* START DATASET *

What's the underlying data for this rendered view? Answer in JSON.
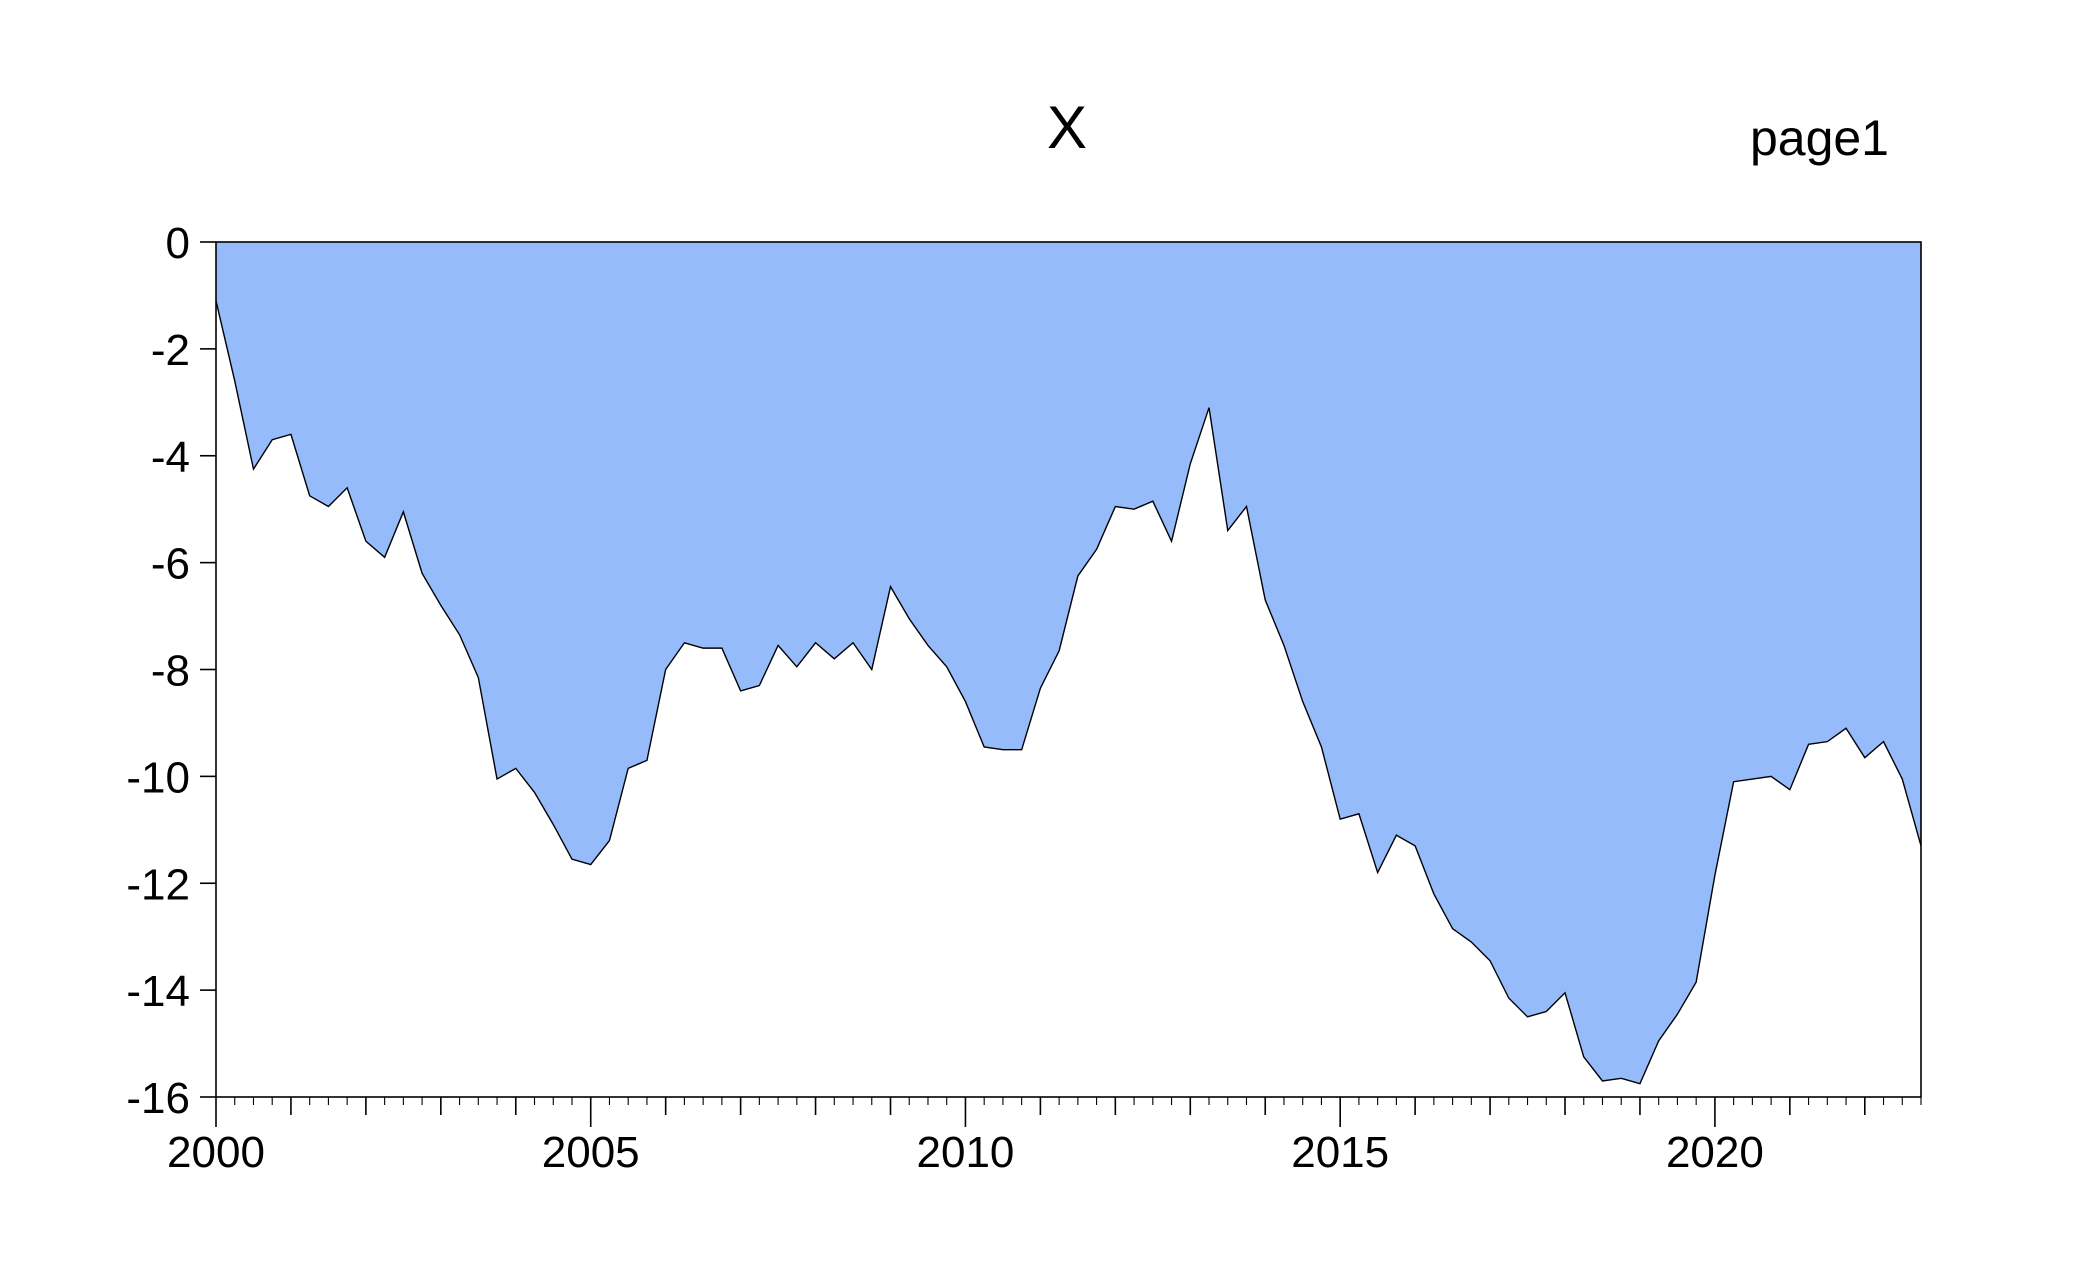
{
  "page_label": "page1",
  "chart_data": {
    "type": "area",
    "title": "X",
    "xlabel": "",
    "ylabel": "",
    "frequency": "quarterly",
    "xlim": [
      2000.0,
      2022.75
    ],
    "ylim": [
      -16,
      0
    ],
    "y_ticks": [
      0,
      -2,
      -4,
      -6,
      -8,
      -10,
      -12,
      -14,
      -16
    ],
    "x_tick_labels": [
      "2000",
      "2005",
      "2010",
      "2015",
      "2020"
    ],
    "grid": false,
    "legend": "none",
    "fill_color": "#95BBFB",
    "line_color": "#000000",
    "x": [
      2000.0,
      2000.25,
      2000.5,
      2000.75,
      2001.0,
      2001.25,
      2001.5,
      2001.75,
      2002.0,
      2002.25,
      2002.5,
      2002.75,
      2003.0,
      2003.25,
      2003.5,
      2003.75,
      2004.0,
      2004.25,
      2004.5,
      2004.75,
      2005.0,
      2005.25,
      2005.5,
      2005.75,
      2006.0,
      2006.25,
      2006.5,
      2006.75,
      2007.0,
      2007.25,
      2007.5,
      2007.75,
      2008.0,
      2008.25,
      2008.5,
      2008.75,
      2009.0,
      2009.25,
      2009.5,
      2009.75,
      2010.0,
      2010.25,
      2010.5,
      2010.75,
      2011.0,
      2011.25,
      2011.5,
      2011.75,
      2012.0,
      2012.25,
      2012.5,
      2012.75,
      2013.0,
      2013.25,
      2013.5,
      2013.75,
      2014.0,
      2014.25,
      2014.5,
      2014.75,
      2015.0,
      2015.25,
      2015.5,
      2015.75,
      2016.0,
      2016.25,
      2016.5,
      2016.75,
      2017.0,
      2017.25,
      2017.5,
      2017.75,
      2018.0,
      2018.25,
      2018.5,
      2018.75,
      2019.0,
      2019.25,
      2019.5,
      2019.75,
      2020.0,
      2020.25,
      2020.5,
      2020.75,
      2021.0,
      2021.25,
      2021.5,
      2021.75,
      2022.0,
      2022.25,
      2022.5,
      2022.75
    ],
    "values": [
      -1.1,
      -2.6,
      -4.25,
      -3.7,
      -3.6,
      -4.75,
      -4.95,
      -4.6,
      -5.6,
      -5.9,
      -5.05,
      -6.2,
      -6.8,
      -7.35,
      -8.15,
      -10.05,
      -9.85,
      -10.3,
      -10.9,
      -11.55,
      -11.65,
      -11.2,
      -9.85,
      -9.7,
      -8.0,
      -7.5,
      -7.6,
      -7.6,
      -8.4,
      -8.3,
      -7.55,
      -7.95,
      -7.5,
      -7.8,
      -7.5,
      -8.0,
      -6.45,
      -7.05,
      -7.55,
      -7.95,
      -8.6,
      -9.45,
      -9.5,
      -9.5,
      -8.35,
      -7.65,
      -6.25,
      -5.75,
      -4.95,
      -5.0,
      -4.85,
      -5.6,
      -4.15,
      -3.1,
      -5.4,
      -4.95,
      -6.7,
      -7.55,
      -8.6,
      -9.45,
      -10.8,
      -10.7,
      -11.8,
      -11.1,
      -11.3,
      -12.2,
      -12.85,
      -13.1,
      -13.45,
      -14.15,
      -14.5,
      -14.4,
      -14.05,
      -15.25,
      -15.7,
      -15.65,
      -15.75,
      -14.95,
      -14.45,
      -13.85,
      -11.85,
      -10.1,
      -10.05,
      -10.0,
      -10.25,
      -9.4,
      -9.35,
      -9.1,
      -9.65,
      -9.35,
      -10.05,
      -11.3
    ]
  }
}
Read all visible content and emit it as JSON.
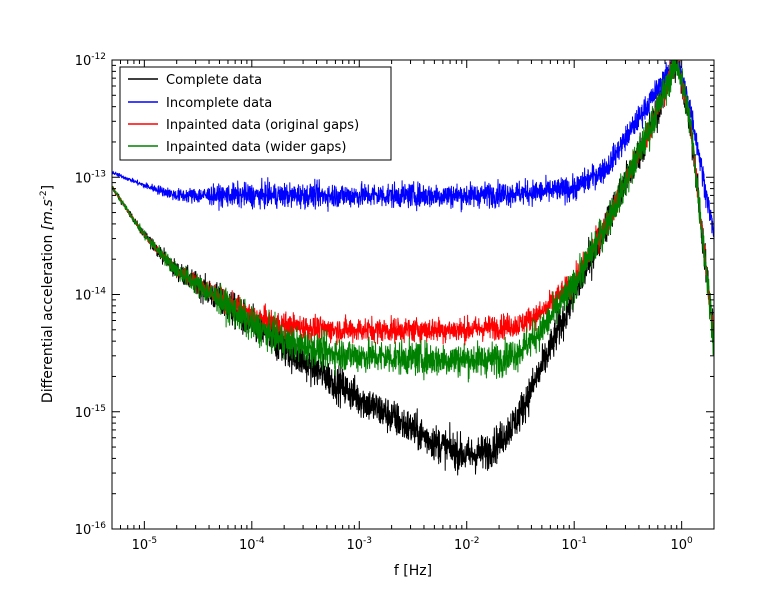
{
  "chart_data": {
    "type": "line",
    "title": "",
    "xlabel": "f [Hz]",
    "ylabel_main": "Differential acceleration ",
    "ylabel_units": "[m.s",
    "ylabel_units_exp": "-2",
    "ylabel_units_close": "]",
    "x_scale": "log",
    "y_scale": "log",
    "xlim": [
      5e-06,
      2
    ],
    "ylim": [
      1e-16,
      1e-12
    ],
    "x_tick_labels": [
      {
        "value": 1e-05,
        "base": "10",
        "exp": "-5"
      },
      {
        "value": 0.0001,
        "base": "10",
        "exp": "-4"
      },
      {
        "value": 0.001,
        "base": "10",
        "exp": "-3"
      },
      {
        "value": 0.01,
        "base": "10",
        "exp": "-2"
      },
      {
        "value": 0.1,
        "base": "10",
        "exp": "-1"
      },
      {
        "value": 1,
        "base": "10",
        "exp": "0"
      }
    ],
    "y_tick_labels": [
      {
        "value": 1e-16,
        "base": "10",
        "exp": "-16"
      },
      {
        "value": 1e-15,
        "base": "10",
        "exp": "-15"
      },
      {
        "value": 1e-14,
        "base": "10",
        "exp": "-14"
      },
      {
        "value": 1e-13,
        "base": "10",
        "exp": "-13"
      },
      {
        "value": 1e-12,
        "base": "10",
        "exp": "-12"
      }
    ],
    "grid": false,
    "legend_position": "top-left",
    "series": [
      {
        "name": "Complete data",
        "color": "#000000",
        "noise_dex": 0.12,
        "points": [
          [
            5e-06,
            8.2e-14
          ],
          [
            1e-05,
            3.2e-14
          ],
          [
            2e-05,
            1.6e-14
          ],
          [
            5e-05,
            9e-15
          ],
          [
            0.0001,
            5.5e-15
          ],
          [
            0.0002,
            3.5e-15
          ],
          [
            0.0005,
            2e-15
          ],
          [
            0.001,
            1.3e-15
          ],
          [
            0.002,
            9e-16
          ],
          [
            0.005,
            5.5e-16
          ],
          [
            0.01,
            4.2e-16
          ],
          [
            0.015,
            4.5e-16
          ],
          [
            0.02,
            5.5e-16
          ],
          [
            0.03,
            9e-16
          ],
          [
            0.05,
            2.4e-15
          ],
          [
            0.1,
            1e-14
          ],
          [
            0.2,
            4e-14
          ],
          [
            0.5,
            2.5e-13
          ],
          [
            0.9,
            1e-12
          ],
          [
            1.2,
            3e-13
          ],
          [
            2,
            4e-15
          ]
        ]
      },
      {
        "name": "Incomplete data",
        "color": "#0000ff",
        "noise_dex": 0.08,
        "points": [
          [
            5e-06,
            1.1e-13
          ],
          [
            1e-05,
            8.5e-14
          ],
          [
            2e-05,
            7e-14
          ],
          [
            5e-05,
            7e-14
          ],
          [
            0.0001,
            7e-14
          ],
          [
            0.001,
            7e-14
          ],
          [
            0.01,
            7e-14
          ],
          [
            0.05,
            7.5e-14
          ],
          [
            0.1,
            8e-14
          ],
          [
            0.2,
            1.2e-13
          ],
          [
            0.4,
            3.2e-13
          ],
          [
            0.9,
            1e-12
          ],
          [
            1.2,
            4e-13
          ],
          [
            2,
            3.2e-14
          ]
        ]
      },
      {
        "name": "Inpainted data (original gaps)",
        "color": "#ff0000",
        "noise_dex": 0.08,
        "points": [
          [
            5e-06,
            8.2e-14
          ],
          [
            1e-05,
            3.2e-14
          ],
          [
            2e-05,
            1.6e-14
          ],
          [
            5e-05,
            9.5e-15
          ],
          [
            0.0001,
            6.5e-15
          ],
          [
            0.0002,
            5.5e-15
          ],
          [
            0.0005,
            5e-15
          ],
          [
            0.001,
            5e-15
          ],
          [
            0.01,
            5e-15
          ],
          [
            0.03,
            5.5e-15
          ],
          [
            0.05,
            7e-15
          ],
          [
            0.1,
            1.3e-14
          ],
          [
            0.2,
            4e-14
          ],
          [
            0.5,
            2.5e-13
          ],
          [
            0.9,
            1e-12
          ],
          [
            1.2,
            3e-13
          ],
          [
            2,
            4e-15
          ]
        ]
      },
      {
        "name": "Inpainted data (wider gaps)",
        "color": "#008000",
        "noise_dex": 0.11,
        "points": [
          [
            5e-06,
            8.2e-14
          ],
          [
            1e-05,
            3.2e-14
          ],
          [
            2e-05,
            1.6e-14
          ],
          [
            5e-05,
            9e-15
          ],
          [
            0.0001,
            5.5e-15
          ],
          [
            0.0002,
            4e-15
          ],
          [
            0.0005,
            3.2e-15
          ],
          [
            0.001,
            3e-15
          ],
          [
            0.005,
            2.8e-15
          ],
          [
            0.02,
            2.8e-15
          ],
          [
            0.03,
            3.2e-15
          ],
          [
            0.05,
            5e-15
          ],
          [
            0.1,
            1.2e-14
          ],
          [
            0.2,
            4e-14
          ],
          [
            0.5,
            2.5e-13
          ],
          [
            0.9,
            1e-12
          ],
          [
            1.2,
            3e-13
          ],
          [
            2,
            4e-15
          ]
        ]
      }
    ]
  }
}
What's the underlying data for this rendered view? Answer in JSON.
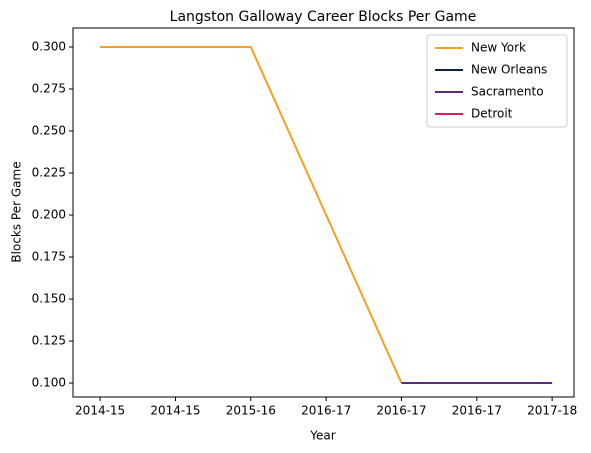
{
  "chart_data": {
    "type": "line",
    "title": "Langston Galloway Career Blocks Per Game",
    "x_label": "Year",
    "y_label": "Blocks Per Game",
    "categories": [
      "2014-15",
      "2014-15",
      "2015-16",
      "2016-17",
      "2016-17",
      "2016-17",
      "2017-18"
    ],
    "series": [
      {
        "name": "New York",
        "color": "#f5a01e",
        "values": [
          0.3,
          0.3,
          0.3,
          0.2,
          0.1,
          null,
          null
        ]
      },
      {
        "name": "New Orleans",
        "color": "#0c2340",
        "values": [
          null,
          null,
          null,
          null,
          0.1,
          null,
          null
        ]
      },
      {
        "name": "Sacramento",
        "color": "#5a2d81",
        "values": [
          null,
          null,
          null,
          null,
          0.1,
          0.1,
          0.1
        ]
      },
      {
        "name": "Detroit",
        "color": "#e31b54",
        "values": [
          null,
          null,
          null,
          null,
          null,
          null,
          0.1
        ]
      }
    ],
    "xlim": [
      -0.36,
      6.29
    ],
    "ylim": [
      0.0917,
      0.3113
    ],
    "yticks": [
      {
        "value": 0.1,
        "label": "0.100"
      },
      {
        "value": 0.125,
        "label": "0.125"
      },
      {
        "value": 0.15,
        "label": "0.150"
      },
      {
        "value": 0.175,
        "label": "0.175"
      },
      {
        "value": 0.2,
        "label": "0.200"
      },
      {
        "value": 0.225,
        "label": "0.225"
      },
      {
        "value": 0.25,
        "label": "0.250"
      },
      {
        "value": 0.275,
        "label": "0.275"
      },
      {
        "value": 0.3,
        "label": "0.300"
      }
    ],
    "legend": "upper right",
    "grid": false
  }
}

* END DATASET *

SHORT TASK:
Count how many lines of the data include the word "name". Your reply should be that number alone.

RESULT OF THE TASK:
8